• Problem statement:
Print the records below exactly as they appear.

Items from a data source:
[start]

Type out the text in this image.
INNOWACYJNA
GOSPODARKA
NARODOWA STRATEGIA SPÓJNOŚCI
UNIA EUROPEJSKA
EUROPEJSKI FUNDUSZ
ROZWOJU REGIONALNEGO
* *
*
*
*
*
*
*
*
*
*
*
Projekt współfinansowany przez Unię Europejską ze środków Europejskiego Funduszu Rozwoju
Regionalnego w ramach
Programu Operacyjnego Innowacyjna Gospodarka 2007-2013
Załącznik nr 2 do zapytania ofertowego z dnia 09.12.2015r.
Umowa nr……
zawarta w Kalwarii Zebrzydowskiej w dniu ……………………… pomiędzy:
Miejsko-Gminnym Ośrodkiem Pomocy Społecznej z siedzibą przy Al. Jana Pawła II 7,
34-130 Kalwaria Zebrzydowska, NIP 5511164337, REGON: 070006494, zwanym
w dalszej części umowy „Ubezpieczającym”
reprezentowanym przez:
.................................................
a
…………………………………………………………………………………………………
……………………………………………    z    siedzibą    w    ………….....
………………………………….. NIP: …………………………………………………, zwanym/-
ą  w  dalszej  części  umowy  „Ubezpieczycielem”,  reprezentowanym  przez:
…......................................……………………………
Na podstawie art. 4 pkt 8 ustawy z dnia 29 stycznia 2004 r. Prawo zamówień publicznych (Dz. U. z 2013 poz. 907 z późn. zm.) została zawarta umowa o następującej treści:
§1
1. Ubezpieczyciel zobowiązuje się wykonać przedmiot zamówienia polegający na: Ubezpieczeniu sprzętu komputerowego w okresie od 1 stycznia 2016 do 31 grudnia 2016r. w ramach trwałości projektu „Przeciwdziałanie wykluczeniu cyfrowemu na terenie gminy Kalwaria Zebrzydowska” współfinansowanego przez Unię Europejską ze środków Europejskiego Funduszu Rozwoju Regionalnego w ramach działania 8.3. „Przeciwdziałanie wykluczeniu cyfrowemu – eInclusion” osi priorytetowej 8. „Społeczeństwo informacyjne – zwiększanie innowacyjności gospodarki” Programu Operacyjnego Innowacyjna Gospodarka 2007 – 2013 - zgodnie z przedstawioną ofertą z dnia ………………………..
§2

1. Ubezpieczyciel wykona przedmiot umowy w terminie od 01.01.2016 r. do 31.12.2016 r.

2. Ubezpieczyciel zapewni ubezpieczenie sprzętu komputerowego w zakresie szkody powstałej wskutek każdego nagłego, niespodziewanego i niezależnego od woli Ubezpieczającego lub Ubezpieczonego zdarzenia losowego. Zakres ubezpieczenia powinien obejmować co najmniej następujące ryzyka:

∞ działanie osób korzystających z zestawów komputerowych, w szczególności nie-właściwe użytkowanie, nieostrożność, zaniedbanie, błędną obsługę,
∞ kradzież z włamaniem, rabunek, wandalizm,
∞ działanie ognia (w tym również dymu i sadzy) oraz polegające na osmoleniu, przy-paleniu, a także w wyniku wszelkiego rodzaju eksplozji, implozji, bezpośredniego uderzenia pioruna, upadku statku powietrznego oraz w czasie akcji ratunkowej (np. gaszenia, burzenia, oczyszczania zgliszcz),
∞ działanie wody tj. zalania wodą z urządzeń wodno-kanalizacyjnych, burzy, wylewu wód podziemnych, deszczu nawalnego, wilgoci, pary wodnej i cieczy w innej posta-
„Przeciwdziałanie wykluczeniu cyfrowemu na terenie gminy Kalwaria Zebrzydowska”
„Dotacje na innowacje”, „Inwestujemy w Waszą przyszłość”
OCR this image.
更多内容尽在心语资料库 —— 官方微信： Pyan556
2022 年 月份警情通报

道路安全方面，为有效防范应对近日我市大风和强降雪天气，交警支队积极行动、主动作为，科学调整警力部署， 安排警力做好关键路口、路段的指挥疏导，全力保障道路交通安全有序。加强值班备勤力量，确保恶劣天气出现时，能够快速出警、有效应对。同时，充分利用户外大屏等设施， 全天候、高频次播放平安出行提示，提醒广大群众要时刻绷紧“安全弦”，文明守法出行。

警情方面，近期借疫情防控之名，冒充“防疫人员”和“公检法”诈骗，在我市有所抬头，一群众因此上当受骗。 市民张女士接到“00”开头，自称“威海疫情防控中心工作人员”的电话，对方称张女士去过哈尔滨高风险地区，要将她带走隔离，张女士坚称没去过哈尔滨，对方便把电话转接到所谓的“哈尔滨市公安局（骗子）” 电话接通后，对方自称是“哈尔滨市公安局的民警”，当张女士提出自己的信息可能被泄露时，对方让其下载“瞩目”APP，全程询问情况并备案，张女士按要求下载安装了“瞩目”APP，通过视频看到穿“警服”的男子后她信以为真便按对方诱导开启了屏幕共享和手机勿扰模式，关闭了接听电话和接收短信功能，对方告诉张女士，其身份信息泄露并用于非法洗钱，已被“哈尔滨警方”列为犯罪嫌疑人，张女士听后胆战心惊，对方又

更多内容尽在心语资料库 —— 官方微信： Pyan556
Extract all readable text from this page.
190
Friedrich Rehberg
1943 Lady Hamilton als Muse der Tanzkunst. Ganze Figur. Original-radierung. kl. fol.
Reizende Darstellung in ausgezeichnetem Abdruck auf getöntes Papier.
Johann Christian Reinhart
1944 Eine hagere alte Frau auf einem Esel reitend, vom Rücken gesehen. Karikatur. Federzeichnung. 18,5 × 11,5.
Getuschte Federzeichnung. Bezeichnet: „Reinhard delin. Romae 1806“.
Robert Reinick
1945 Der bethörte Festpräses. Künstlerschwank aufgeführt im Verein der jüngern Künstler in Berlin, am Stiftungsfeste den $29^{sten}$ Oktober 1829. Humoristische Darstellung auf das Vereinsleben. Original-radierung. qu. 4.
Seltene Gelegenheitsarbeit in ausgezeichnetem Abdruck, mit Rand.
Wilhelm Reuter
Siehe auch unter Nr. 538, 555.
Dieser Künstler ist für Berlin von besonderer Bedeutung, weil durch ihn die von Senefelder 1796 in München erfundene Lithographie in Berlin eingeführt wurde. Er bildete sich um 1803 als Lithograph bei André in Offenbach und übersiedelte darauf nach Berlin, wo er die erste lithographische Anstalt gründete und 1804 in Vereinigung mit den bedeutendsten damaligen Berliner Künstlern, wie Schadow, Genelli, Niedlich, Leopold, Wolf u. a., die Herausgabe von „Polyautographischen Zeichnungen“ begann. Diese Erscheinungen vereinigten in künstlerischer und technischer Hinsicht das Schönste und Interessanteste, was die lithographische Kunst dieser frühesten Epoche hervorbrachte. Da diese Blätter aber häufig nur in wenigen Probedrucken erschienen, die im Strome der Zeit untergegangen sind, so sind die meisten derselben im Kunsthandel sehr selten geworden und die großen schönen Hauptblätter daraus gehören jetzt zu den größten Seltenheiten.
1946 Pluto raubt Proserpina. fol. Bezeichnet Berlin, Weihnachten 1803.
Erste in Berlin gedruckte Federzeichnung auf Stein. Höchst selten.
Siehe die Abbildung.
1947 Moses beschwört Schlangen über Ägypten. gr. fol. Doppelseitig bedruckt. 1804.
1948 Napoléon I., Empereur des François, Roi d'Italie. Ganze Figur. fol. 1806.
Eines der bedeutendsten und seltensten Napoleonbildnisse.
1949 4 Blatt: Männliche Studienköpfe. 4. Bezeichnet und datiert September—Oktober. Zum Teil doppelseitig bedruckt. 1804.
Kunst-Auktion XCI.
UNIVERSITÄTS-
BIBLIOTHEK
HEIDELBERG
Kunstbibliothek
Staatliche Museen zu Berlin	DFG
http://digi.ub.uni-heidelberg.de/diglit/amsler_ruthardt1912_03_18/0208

[end]

• Exercise solution:
Type out the text in this image.
INNOWACYJNA
GOSPODARKA
NARODOWA STRATEGIA SPÓJNOŚCI
UNIA EUROPEJSKA
EUROPEJSKI FUNDUSZ
ROZWOJU REGIONALNEGO
* *
*
*
*
*
*
*
*
*
*
*
Projekt współfinansowany przez Unię Europejską ze środków Europejskiego Funduszu Rozwoju
Regionalnego w ramach
Programu Operacyjnego Innowacyjna Gospodarka 2007-2013
Załącznik nr 2 do zapytania ofertowego z dnia 09.12.2015r.
Umowa nr……
zawarta w Kalwarii Zebrzydowskiej w dniu ……………………… pomiędzy:
Miejsko-Gminnym Ośrodkiem Pomocy Społecznej z siedzibą przy Al. Jana Pawła II 7,
34-130 Kalwaria Zebrzydowska, NIP 5511164337, REGON: 070006494, zwanym
w dalszej części umowy „Ubezpieczającym”
reprezentowanym przez:
.................................................
a
…………………………………………………………………………………………………
……………………………………………    z    siedzibą    w    ………….....
………………………………….. NIP: …………………………………………………, zwanym/-
ą  w  dalszej  części  umowy  „Ubezpieczycielem”,  reprezentowanym  przez:
…......................................……………………………
Na podstawie art. 4 pkt 8 ustawy z dnia 29 stycznia 2004 r. Prawo zamówień publicznych (Dz. U. z 2013 poz. 907 z późn. zm.) została zawarta umowa o następującej treści:
§1
1. Ubezpieczyciel zobowiązuje się wykonać przedmiot zamówienia polegający na: Ubezpieczeniu sprzętu komputerowego w okresie od 1 stycznia 2016 do 31 grudnia 2016r. w ramach trwałości projektu „Przeciwdziałanie wykluczeniu cyfrowemu na terenie gminy Kalwaria Zebrzydowska” współfinansowanego przez Unię Europejską ze środków Europejskiego Funduszu Rozwoju Regionalnego w ramach działania 8.3. „Przeciwdziałanie wykluczeniu cyfrowemu – eInclusion” osi priorytetowej 8. „Społeczeństwo informacyjne – zwiększanie innowacyjności gospodarki” Programu Operacyjnego Innowacyjna Gospodarka 2007 – 2013 - zgodnie z przedstawioną ofertą z dnia ………………………..
§2

1. Ubezpieczyciel wykona przedmiot umowy w terminie od 01.01.2016 r. do 31.12.2016 r.

2. Ubezpieczyciel zapewni ubezpieczenie sprzętu komputerowego w zakresie szkody powstałej wskutek każdego nagłego, niespodziewanego i niezależnego od woli Ubezpieczającego lub Ubezpieczonego zdarzenia losowego. Zakres ubezpieczenia powinien obejmować co najmniej następujące ryzyka:

∞ działanie osób korzystających z zestawów komputerowych, w szczególności nie-właściwe użytkowanie, nieostrożność, zaniedbanie, błędną obsługę,
∞ kradzież z włamaniem, rabunek, wandalizm,
∞ działanie ognia (w tym również dymu i sadzy) oraz polegające na osmoleniu, przy-paleniu, a także w wyniku wszelkiego rodzaju eksplozji, implozji, bezpośredniego uderzenia pioruna, upadku statku powietrznego oraz w czasie akcji ratunkowej (np. gaszenia, burzenia, oczyszczania zgliszcz),
∞ działanie wody tj. zalania wodą z urządzeń wodno-kanalizacyjnych, burzy, wylewu wód podziemnych, deszczu nawalnego, wilgoci, pary wodnej i cieczy w innej posta-
„Przeciwdziałanie wykluczeniu cyfrowemu na terenie gminy Kalwaria Zebrzydowska”
„Dotacje na innowacje”, „Inwestujemy w Waszą przyszłość”
OCR this image.
更多内容尽在心语资料库 —— 官方微信： Pyan556
2022 年 月份警情通报

道路安全方面，为有效防范应对近日我市大风和强降雪天气，交警支队积极行动、主动作为，科学调整警力部署， 安排警力做好关键路口、路段的指挥疏导，全力保障道路交通安全有序。加强值班备勤力量，确保恶劣天气出现时，能够快速出警、有效应对。同时，充分利用户外大屏等设施， 全天候、高频次播放平安出行提示，提醒广大群众要时刻绷紧“安全弦”，文明守法出行。

警情方面，近期借疫情防控之名，冒充“防疫人员”和“公检法”诈骗，在我市有所抬头，一群众因此上当受骗。 市民张女士接到“00”开头，自称“威海疫情防控中心工作人员”的电话，对方称张女士去过哈尔滨高风险地区，要将她带走隔离，张女士坚称没去过哈尔滨，对方便把电话转接到所谓的“哈尔滨市公安局（骗子）” 电话接通后，对方自称是“哈尔滨市公安局的民警”，当张女士提出自己的信息可能被泄露时，对方让其下载“瞩目”APP，全程询问情况并备案，张女士按要求下载安装了“瞩目”APP，通过视频看到穿“警服”的男子后她信以为真便按对方诱导开启了屏幕共享和手机勿扰模式，关闭了接听电话和接收短信功能，对方告诉张女士，其身份信息泄露并用于非法洗钱，已被“哈尔滨警方”列为犯罪嫌疑人，张女士听后胆战心惊，对方又

更多内容尽在心语资料库 —— 官方微信： Pyan556
Extract all readable text from this page.
190
Friedrich Rehberg
1943 Lady Hamilton als Muse der Tanzkunst. Ganze Figur. Original-radierung. kl. fol.
Reizende Darstellung in ausgezeichnetem Abdruck auf getöntes Papier.
Johann Christian Reinhart
1944 Eine hagere alte Frau auf einem Esel reitend, vom Rücken gesehen. Karikatur. Federzeichnung. 18,5 × 11,5.
Getuschte Federzeichnung. Bezeichnet: „Reinhard delin. Romae 1806“.
Robert Reinick
1945 Der bethörte Festpräses. Künstlerschwank aufgeführt im Verein der jüngern Künstler in Berlin, am Stiftungsfeste den $29^{sten}$ Oktober 1829. Humoristische Darstellung auf das Vereinsleben. Original-radierung. qu. 4.
Seltene Gelegenheitsarbeit in ausgezeichnetem Abdruck, mit Rand.
Wilhelm Reuter
Siehe auch unter Nr. 538, 555.
Dieser Künstler ist für Berlin von besonderer Bedeutung, weil durch ihn die von Senefelder 1796 in München erfundene Lithographie in Berlin eingeführt wurde. Er bildete sich um 1803 als Lithograph bei André in Offenbach und übersiedelte darauf nach Berlin, wo er die erste lithographische Anstalt gründete und 1804 in Vereinigung mit den bedeutendsten damaligen Berliner Künstlern, wie Schadow, Genelli, Niedlich, Leopold, Wolf u. a., die Herausgabe von „Polyautographischen Zeichnungen“ begann. Diese Erscheinungen vereinigten in künstlerischer und technischer Hinsicht das Schönste und Interessanteste, was die lithographische Kunst dieser frühesten Epoche hervorbrachte. Da diese Blätter aber häufig nur in wenigen Probedrucken erschienen, die im Strome der Zeit untergegangen sind, so sind die meisten derselben im Kunsthandel sehr selten geworden und die großen schönen Hauptblätter daraus gehören jetzt zu den größten Seltenheiten.
1946 Pluto raubt Proserpina. fol. Bezeichnet Berlin, Weihnachten 1803.
Erste in Berlin gedruckte Federzeichnung auf Stein. Höchst selten.
Siehe die Abbildung.
1947 Moses beschwört Schlangen über Ägypten. gr. fol. Doppelseitig bedruckt. 1804.
1948 Napoléon I., Empereur des François, Roi d'Italie. Ganze Figur. fol. 1806.
Eines der bedeutendsten und seltensten Napoleonbildnisse.
1949 4 Blatt: Männliche Studienköpfe. 4. Bezeichnet und datiert September—Oktober. Zum Teil doppelseitig bedruckt. 1804.
Kunst-Auktion XCI.
UNIVERSITÄTS-
BIBLIOTHEK
HEIDELBERG
Kunstbibliothek
Staatliche Museen zu Berlin	DFG
http://digi.ub.uni-heidelberg.de/diglit/amsler_ruthardt1912_03_18/0208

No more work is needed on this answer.